* _Extracted entries_:
++++++++++
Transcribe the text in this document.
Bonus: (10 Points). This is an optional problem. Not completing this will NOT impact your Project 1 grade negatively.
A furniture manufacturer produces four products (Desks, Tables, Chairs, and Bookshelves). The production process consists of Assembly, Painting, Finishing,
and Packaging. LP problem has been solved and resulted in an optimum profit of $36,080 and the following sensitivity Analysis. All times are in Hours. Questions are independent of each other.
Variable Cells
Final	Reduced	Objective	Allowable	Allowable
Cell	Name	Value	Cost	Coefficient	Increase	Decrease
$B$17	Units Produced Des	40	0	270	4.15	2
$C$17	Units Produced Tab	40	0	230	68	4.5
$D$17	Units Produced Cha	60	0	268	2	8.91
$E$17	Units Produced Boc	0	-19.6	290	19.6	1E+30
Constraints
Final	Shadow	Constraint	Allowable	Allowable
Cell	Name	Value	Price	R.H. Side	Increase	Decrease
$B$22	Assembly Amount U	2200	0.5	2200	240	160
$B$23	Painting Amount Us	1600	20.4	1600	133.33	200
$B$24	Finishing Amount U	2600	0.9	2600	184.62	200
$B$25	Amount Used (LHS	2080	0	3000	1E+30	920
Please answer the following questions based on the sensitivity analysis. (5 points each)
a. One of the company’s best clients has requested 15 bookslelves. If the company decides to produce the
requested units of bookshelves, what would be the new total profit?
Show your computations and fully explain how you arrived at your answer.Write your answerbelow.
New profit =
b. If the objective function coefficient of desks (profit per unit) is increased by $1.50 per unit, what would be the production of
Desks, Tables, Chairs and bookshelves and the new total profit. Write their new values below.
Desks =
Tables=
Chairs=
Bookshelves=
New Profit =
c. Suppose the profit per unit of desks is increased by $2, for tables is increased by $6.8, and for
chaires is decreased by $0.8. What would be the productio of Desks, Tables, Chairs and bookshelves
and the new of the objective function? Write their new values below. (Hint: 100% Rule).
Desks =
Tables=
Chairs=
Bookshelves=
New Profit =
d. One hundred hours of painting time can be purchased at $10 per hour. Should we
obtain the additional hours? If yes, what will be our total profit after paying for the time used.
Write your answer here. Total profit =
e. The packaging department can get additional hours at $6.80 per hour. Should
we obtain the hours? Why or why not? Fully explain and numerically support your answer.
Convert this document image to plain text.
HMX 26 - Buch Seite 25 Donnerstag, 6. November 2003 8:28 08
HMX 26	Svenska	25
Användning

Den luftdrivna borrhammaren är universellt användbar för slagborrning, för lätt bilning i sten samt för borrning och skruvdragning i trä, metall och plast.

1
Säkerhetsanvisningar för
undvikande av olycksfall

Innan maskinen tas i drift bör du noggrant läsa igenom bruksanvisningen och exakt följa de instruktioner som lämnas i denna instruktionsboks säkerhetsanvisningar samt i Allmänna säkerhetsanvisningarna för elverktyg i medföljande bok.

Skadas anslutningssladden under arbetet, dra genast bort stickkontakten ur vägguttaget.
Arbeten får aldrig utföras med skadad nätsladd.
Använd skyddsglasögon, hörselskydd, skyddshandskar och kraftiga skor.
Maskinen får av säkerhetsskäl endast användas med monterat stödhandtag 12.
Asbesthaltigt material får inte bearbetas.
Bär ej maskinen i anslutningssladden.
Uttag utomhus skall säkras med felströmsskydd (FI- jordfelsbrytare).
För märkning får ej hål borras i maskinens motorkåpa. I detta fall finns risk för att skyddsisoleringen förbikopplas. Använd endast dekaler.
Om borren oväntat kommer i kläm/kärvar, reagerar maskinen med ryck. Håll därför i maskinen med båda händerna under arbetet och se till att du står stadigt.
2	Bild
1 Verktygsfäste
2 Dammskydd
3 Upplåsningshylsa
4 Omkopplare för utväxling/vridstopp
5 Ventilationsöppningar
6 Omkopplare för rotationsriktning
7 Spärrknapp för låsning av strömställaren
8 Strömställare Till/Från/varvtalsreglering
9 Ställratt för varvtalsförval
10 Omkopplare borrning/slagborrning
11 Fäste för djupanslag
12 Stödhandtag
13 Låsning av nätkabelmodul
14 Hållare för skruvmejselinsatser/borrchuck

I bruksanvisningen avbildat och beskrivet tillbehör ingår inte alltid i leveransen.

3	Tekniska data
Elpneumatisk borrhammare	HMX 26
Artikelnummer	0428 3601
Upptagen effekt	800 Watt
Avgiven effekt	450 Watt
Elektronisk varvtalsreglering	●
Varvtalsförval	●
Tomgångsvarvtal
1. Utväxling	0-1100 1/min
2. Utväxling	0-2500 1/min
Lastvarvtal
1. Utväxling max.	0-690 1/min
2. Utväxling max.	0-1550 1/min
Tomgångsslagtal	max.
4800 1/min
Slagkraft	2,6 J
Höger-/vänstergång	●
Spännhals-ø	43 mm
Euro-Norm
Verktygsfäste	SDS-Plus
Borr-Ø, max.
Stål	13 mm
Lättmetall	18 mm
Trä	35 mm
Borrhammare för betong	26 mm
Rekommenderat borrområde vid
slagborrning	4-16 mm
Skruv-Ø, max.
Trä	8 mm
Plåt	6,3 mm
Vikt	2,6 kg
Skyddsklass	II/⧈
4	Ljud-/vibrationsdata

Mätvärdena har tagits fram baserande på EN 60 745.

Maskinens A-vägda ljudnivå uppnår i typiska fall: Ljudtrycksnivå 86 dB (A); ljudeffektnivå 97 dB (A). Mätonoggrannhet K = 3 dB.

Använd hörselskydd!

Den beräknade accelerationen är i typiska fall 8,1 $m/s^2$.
++++++++++
Reproduce the data exactly. Keep every line intact.

Transcribe the text in this document.
Bonus: (10 Points). This is an optional problem. Not completing this will NOT impact your Project 1 grade negatively.
A furniture manufacturer produces four products (Desks, Tables, Chairs, and Bookshelves). The production process consists of Assembly, Painting, Finishing,
and Packaging. LP problem has been solved and resulted in an optimum profit of $36,080 and the following sensitivity Analysis. All times are in Hours. Questions are independent of each other.
Variable Cells
Final	Reduced	Objective	Allowable	Allowable
Cell	Name	Value	Cost	Coefficient	Increase	Decrease
$B$17	Units Produced Des	40	0	270	4.15	2
$C$17	Units Produced Tab	40	0	230	68	4.5
$D$17	Units Produced Cha	60	0	268	2	8.91
$E$17	Units Produced Boc	0	-19.6	290	19.6	1E+30
Constraints
Final	Shadow	Constraint	Allowable	Allowable
Cell	Name	Value	Price	R.H. Side	Increase	Decrease
$B$22	Assembly Amount U	2200	0.5	2200	240	160
$B$23	Painting Amount Us	1600	20.4	1600	133.33	200
$B$24	Finishing Amount U	2600	0.9	2600	184.62	200
$B$25	Amount Used (LHS	2080	0	3000	1E+30	920
Please answer the following questions based on the sensitivity analysis. (5 points each)
a. One of the company’s best clients has requested 15 bookslelves. If the company decides to produce the
requested units of bookshelves, what would be the new total profit?
Show your computations and fully explain how you arrived at your answer.Write your answerbelow.
New profit =
b. If the objective function coefficient of desks (profit per unit) is increased by $1.50 per unit, what would be the production of
Desks, Tables, Chairs and bookshelves and the new total profit. Write their new values below.
Desks =
Tables=
Chairs=
Bookshelves=
New Profit =
c. Suppose the profit per unit of desks is increased by $2, for tables is increased by $6.8, and for
chaires is decreased by $0.8. What would be the productio of Desks, Tables, Chairs and bookshelves
and the new of the objective function? Write their new values below. (Hint: 100% Rule).
Desks =
Tables=
Chairs=
Bookshelves=
New Profit =
d. One hundred hours of painting time can be purchased at $10 per hour. Should we
obtain the additional hours? If yes, what will be our total profit after paying for the time used.
Write your answer here. Total profit =
e. The packaging department can get additional hours at $6.80 per hour. Should
we obtain the hours? Why or why not? Fully explain and numerically support your answer.
Convert this document image to plain text.
HMX 26 - Buch Seite 25 Donnerstag, 6. November 2003 8:28 08
HMX 26	Svenska	25
Användning

Den luftdrivna borrhammaren är universellt användbar för slagborrning, för lätt bilning i sten samt för borrning och skruvdragning i trä, metall och plast.

1
Säkerhetsanvisningar för
undvikande av olycksfall

Innan maskinen tas i drift bör du noggrant läsa igenom bruksanvisningen och exakt följa de instruktioner som lämnas i denna instruktionsboks säkerhetsanvisningar samt i Allmänna säkerhetsanvisningarna för elverktyg i medföljande bok.

Skadas anslutningssladden under arbetet, dra genast bort stickkontakten ur vägguttaget.
Arbeten får aldrig utföras med skadad nätsladd.
Använd skyddsglasögon, hörselskydd, skyddshandskar och kraftiga skor.
Maskinen får av säkerhetsskäl endast användas med monterat stödhandtag 12.
Asbesthaltigt material får inte bearbetas.
Bär ej maskinen i anslutningssladden.
Uttag utomhus skall säkras med felströmsskydd (FI- jordfelsbrytare).
För märkning får ej hål borras i maskinens motorkåpa. I detta fall finns risk för att skyddsisoleringen förbikopplas. Använd endast dekaler.
Om borren oväntat kommer i kläm/kärvar, reagerar maskinen med ryck. Håll därför i maskinen med båda händerna under arbetet och se till att du står stadigt.
2	Bild
1 Verktygsfäste
2 Dammskydd
3 Upplåsningshylsa
4 Omkopplare för utväxling/vridstopp
5 Ventilationsöppningar
6 Omkopplare för rotationsriktning
7 Spärrknapp för låsning av strömställaren
8 Strömställare Till/Från/varvtalsreglering
9 Ställratt för varvtalsförval
10 Omkopplare borrning/slagborrning
11 Fäste för djupanslag
12 Stödhandtag
13 Låsning av nätkabelmodul
14 Hållare för skruvmejselinsatser/borrchuck

I bruksanvisningen avbildat och beskrivet tillbehör ingår inte alltid i leveransen.

3	Tekniska data
Elpneumatisk borrhammare	HMX 26
Artikelnummer	0428 3601
Upptagen effekt	800 Watt
Avgiven effekt	450 Watt
Elektronisk varvtalsreglering	●
Varvtalsförval	●
Tomgångsvarvtal
1. Utväxling	0-1100 1/min
2. Utväxling	0-2500 1/min
Lastvarvtal
1. Utväxling max.	0-690 1/min
2. Utväxling max.	0-1550 1/min
Tomgångsslagtal	max.
4800 1/min
Slagkraft	2,6 J
Höger-/vänstergång	●
Spännhals-ø	43 mm
Euro-Norm
Verktygsfäste	SDS-Plus
Borr-Ø, max.
Stål	13 mm
Lättmetall	18 mm
Trä	35 mm
Borrhammare för betong	26 mm
Rekommenderat borrområde vid
slagborrning	4-16 mm
Skruv-Ø, max.
Trä	8 mm
Plåt	6,3 mm
Vikt	2,6 kg
Skyddsklass	II/⧈
4	Ljud-/vibrationsdata

Mätvärdena har tagits fram baserande på EN 60 745.

Maskinens A-vägda ljudnivå uppnår i typiska fall: Ljudtrycksnivå 86 dB (A); ljudeffektnivå 97 dB (A). Mätonoggrannhet K = 3 dB.

Använd hörselskydd!

Den beräknade accelerationen är i typiska fall 8,1 $m/s^2$.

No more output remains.